▶ [Short task]:
Substitute "axis-tick" for every "x-tick-label" throughout the listing, leave everything else unchanged, and omit the pictures.
** start Material for this exercise **
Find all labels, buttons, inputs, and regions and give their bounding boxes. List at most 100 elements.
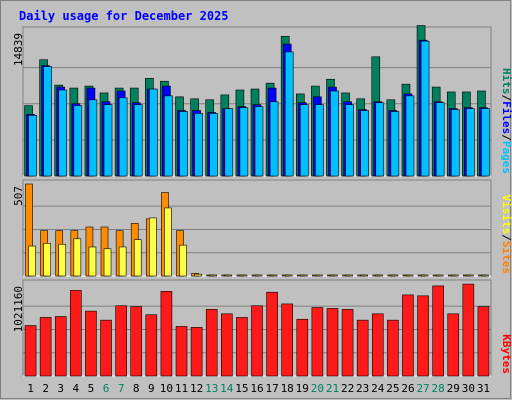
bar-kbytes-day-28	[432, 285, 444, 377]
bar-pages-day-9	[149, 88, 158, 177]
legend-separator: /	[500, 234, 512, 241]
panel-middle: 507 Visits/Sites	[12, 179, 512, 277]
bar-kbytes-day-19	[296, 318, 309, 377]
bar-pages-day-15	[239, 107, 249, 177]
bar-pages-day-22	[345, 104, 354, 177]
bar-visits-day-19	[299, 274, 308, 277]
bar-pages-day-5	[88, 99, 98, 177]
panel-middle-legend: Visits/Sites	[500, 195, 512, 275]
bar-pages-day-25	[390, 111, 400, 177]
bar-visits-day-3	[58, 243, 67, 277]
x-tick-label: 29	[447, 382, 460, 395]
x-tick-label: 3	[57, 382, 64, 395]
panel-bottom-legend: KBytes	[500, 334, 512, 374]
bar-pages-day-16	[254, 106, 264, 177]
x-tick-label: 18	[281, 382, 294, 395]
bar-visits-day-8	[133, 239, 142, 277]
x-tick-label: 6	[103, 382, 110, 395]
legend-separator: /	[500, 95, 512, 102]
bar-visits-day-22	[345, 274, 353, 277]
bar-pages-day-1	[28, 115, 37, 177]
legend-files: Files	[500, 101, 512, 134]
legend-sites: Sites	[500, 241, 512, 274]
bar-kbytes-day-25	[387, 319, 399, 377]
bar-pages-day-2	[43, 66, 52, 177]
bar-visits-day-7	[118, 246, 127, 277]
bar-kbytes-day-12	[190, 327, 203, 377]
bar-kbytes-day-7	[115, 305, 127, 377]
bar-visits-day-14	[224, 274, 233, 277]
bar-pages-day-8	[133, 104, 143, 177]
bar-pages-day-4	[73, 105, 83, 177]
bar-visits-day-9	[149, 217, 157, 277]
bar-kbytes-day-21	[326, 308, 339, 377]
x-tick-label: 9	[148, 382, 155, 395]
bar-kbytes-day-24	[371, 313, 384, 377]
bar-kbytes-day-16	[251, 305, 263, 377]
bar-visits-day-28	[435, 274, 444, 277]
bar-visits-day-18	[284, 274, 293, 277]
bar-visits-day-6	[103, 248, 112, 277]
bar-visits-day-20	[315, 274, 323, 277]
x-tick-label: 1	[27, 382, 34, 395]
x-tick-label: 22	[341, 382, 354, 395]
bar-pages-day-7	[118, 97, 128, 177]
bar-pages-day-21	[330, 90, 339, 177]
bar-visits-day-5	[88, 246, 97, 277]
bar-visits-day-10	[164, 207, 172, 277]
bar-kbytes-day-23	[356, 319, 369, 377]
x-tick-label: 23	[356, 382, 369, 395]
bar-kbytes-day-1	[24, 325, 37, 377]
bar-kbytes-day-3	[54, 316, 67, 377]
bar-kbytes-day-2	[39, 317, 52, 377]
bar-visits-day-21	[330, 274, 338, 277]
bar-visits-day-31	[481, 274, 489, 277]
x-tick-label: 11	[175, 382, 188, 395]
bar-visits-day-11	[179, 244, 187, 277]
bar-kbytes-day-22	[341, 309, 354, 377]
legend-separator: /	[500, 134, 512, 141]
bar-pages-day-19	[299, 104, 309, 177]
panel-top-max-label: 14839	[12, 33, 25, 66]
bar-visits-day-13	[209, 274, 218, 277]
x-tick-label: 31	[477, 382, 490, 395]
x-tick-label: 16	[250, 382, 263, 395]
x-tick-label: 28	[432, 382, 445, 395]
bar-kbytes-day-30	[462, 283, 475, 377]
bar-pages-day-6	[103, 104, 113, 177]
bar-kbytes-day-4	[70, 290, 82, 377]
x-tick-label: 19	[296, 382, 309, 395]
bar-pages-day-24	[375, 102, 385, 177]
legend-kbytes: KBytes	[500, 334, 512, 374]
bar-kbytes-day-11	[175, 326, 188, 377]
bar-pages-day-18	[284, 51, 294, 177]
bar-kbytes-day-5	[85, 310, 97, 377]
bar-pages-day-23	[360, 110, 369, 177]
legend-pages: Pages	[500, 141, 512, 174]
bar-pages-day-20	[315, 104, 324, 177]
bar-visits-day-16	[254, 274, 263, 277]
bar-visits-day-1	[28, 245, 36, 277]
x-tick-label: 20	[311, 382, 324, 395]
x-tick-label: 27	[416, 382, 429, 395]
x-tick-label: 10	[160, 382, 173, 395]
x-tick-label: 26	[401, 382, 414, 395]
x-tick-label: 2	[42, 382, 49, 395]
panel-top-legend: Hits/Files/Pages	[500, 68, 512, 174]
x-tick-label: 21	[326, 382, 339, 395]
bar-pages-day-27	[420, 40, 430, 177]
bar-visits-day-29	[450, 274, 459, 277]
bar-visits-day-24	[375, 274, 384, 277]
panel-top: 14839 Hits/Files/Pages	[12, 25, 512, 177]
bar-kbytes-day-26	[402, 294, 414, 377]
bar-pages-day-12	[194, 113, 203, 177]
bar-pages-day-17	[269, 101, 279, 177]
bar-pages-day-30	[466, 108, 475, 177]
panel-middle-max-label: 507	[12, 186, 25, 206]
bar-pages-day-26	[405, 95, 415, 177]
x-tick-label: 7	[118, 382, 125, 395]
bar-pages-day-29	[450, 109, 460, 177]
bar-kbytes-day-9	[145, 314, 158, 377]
** end Material for this exercise **
▶ [The output]:
Find all labels, buttons, inputs, and regions and give their bounding boxes. List at most 100 elements.
bar-kbytes-day-28	[432, 285, 444, 377]
bar-pages-day-9	[149, 88, 158, 177]
legend-separator: /	[500, 234, 512, 241]
panel-middle: 507 Visits/Sites	[12, 179, 512, 277]
bar-kbytes-day-19	[296, 318, 309, 377]
bar-pages-day-15	[239, 107, 249, 177]
bar-pages-day-22	[345, 104, 354, 177]
bar-visits-day-19	[299, 274, 308, 277]
bar-pages-day-5	[88, 99, 98, 177]
panel-middle-legend: Visits/Sites	[500, 195, 512, 275]
bar-pages-day-25	[390, 111, 400, 177]
bar-visits-day-3	[58, 243, 67, 277]
axis-tick: 29	[447, 382, 460, 395]
axis-tick: 3	[57, 382, 64, 395]
panel-bottom-legend: KBytes	[500, 334, 512, 374]
bar-pages-day-16	[254, 106, 264, 177]
axis-tick: 18	[281, 382, 294, 395]
bar-visits-day-8	[133, 239, 142, 277]
axis-tick: 6	[103, 382, 110, 395]
legend-separator: /	[500, 95, 512, 102]
bar-visits-day-22	[345, 274, 353, 277]
bar-pages-day-1	[28, 115, 37, 177]
legend-files: Files	[500, 101, 512, 134]
legend-sites: Sites	[500, 241, 512, 274]
bar-kbytes-day-25	[387, 319, 399, 377]
bar-pages-day-2	[43, 66, 52, 177]
bar-visits-day-7	[118, 246, 127, 277]
bar-kbytes-day-12	[190, 327, 203, 377]
bar-kbytes-day-7	[115, 305, 127, 377]
bar-visits-day-14	[224, 274, 233, 277]
bar-pages-day-8	[133, 104, 143, 177]
bar-pages-day-4	[73, 105, 83, 177]
bar-visits-day-9	[149, 217, 157, 277]
bar-kbytes-day-21	[326, 308, 339, 377]
axis-tick: 9	[148, 382, 155, 395]
bar-kbytes-day-24	[371, 313, 384, 377]
bar-kbytes-day-16	[251, 305, 263, 377]
bar-visits-day-28	[435, 274, 444, 277]
bar-visits-day-18	[284, 274, 293, 277]
bar-visits-day-6	[103, 248, 112, 277]
bar-visits-day-20	[315, 274, 323, 277]
axis-tick: 1	[27, 382, 34, 395]
axis-tick: 22	[341, 382, 354, 395]
bar-pages-day-7	[118, 97, 128, 177]
bar-pages-day-21	[330, 90, 339, 177]
bar-visits-day-5	[88, 246, 97, 277]
bar-visits-day-10	[164, 207, 172, 277]
bar-kbytes-day-23	[356, 319, 369, 377]
axis-tick: 23	[356, 382, 369, 395]
bar-kbytes-day-1	[24, 325, 37, 377]
bar-kbytes-day-3	[54, 316, 67, 377]
bar-kbytes-day-2	[39, 317, 52, 377]
bar-visits-day-21	[330, 274, 338, 277]
bar-visits-day-31	[481, 274, 489, 277]
axis-tick: 11	[175, 382, 188, 395]
bar-visits-day-11	[179, 244, 187, 277]
bar-kbytes-day-22	[341, 309, 354, 377]
legend-separator: /	[500, 134, 512, 141]
bar-pages-day-19	[299, 104, 309, 177]
panel-top-max-label: 14839	[12, 33, 25, 66]
bar-visits-day-13	[209, 274, 218, 277]
axis-tick: 31	[477, 382, 490, 395]
axis-tick: 16	[250, 382, 263, 395]
axis-tick: 28	[432, 382, 445, 395]
bar-kbytes-day-30	[462, 283, 475, 377]
bar-pages-day-6	[103, 104, 113, 177]
bar-kbytes-day-4	[70, 290, 82, 377]
axis-tick: 19	[296, 382, 309, 395]
bar-pages-day-24	[375, 102, 385, 177]
legend-kbytes: KBytes	[500, 334, 512, 374]
bar-kbytes-day-11	[175, 326, 188, 377]
bar-pages-day-18	[284, 51, 294, 177]
bar-kbytes-day-5	[85, 310, 97, 377]
bar-pages-day-23	[360, 110, 369, 177]
legend-pages: Pages	[500, 141, 512, 174]
bar-pages-day-20	[315, 104, 324, 177]
bar-visits-day-16	[254, 274, 263, 277]
bar-visits-day-1	[28, 245, 36, 277]
axis-tick: 20	[311, 382, 324, 395]
axis-tick: 27	[416, 382, 429, 395]
axis-tick: 10	[160, 382, 173, 395]
axis-tick: 26	[401, 382, 414, 395]
axis-tick: 2	[42, 382, 49, 395]
panel-top-legend: Hits/Files/Pages	[500, 68, 512, 174]
axis-tick: 21	[326, 382, 339, 395]
bar-pages-day-27	[420, 40, 430, 177]
bar-visits-day-29	[450, 274, 459, 277]
bar-visits-day-24	[375, 274, 384, 277]
panel-top: 14839 Hits/Files/Pages	[12, 25, 512, 177]
bar-kbytes-day-26	[402, 294, 414, 377]
bar-pages-day-12	[194, 113, 203, 177]
bar-pages-day-17	[269, 101, 279, 177]
bar-pages-day-30	[466, 108, 475, 177]
panel-middle-max-label: 507	[12, 186, 25, 206]
bar-pages-day-26	[405, 95, 415, 177]
axis-tick: 7	[118, 382, 125, 395]
bar-pages-day-29	[450, 109, 460, 177]
bar-kbytes-day-9	[145, 314, 158, 377]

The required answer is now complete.